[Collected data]
====

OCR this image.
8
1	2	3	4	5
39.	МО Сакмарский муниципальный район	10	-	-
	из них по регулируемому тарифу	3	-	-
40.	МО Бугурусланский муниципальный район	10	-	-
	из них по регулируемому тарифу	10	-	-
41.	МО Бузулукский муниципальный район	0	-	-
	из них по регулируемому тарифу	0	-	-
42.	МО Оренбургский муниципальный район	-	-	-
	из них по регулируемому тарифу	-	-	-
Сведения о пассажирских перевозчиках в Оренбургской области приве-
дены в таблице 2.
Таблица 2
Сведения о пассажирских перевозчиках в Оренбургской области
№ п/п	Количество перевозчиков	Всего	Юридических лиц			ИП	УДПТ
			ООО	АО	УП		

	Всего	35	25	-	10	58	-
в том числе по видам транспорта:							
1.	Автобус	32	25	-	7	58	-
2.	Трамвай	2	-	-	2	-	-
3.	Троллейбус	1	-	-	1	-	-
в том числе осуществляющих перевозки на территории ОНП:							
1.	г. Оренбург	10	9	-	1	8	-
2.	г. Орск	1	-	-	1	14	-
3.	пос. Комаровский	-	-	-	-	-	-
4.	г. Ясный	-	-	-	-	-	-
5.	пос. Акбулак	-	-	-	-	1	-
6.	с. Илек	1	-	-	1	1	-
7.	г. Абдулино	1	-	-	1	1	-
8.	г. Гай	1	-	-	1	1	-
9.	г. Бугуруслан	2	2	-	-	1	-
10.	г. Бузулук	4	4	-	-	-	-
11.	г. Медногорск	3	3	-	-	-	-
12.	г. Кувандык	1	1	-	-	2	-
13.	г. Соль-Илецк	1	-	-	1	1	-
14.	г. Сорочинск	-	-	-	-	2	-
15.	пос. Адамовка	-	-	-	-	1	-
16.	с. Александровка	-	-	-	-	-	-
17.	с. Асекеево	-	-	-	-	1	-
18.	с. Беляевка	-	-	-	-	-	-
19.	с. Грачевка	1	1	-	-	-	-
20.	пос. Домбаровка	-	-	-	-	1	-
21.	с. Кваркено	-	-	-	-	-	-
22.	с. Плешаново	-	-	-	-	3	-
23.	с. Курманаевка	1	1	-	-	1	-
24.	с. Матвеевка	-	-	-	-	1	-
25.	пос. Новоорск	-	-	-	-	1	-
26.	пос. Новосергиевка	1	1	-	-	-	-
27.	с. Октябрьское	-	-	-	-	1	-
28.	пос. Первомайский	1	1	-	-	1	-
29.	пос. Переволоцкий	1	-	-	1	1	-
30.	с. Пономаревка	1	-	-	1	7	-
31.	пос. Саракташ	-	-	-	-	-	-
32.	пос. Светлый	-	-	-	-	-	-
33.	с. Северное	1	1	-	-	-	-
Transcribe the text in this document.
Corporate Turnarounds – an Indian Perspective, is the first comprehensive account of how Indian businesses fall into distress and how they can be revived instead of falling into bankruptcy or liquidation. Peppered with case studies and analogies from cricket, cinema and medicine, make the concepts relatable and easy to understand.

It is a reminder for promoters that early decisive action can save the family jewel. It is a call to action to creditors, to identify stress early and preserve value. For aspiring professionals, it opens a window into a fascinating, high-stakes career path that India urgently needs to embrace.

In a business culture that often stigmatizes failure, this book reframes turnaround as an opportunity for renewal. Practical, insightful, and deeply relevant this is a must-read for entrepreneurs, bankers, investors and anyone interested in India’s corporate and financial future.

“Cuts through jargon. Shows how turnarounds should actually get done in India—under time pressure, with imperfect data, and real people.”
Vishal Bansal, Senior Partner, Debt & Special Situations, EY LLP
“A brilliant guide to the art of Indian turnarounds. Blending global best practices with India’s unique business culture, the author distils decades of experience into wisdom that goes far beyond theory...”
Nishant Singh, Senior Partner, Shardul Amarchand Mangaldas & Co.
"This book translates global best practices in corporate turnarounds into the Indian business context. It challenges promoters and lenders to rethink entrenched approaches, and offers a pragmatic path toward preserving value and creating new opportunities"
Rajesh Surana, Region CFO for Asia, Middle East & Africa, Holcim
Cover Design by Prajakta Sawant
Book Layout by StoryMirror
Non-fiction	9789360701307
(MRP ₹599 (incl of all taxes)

====

Write down the full listing again, exactly.

> Completed exercise
OCR this image.
8
1	2	3	4	5
39.	МО Сакмарский муниципальный район	10	-	-
	из них по регулируемому тарифу	3	-	-
40.	МО Бугурусланский муниципальный район	10	-	-
	из них по регулируемому тарифу	10	-	-
41.	МО Бузулукский муниципальный район	0	-	-
	из них по регулируемому тарифу	0	-	-
42.	МО Оренбургский муниципальный район	-	-	-
	из них по регулируемому тарифу	-	-	-
Сведения о пассажирских перевозчиках в Оренбургской области приве-
дены в таблице 2.
Таблица 2
Сведения о пассажирских перевозчиках в Оренбургской области
№ п/п	Количество перевозчиков	Всего	Юридических лиц			ИП	УДПТ
			ООО	АО	УП		

	Всего	35	25	-	10	58	-
в том числе по видам транспорта:							
1.	Автобус	32	25	-	7	58	-
2.	Трамвай	2	-	-	2	-	-
3.	Троллейбус	1	-	-	1	-	-
в том числе осуществляющих перевозки на территории ОНП:							
1.	г. Оренбург	10	9	-	1	8	-
2.	г. Орск	1	-	-	1	14	-
3.	пос. Комаровский	-	-	-	-	-	-
4.	г. Ясный	-	-	-	-	-	-
5.	пос. Акбулак	-	-	-	-	1	-
6.	с. Илек	1	-	-	1	1	-
7.	г. Абдулино	1	-	-	1	1	-
8.	г. Гай	1	-	-	1	1	-
9.	г. Бугуруслан	2	2	-	-	1	-
10.	г. Бузулук	4	4	-	-	-	-
11.	г. Медногорск	3	3	-	-	-	-
12.	г. Кувандык	1	1	-	-	2	-
13.	г. Соль-Илецк	1	-	-	1	1	-
14.	г. Сорочинск	-	-	-	-	2	-
15.	пос. Адамовка	-	-	-	-	1	-
16.	с. Александровка	-	-	-	-	-	-
17.	с. Асекеево	-	-	-	-	1	-
18.	с. Беляевка	-	-	-	-	-	-
19.	с. Грачевка	1	1	-	-	-	-
20.	пос. Домбаровка	-	-	-	-	1	-
21.	с. Кваркено	-	-	-	-	-	-
22.	с. Плешаново	-	-	-	-	3	-
23.	с. Курманаевка	1	1	-	-	1	-
24.	с. Матвеевка	-	-	-	-	1	-
25.	пос. Новоорск	-	-	-	-	1	-
26.	пос. Новосергиевка	1	1	-	-	-	-
27.	с. Октябрьское	-	-	-	-	1	-
28.	пос. Первомайский	1	1	-	-	1	-
29.	пос. Переволоцкий	1	-	-	1	1	-
30.	с. Пономаревка	1	-	-	1	7	-
31.	пос. Саракташ	-	-	-	-	-	-
32.	пос. Светлый	-	-	-	-	-	-
33.	с. Северное	1	1	-	-	-	-
Transcribe the text in this document.
Corporate Turnarounds – an Indian Perspective, is the first comprehensive account of how Indian businesses fall into distress and how they can be revived instead of falling into bankruptcy or liquidation. Peppered with case studies and analogies from cricket, cinema and medicine, make the concepts relatable and easy to understand.

It is a reminder for promoters that early decisive action can save the family jewel. It is a call to action to creditors, to identify stress early and preserve value. For aspiring professionals, it opens a window into a fascinating, high-stakes career path that India urgently needs to embrace.

In a business culture that often stigmatizes failure, this book reframes turnaround as an opportunity for renewal. Practical, insightful, and deeply relevant this is a must-read for entrepreneurs, bankers, investors and anyone interested in India’s corporate and financial future.

“Cuts through jargon. Shows how turnarounds should actually get done in India—under time pressure, with imperfect data, and real people.”
Vishal Bansal, Senior Partner, Debt & Special Situations, EY LLP
“A brilliant guide to the art of Indian turnarounds. Blending global best practices with India’s unique business culture, the author distils decades of experience into wisdom that goes far beyond theory...”
Nishant Singh, Senior Partner, Shardul Amarchand Mangaldas & Co.
"This book translates global best practices in corporate turnarounds into the Indian business context. It challenges promoters and lenders to rethink entrenched approaches, and offers a pragmatic path toward preserving value and creating new opportunities"
Rajesh Surana, Region CFO for Asia, Middle East & Africa, Holcim
Cover Design by Prajakta Sawant
Book Layout by StoryMirror
Non-fiction	9789360701307
(MRP ₹599 (incl of all taxes)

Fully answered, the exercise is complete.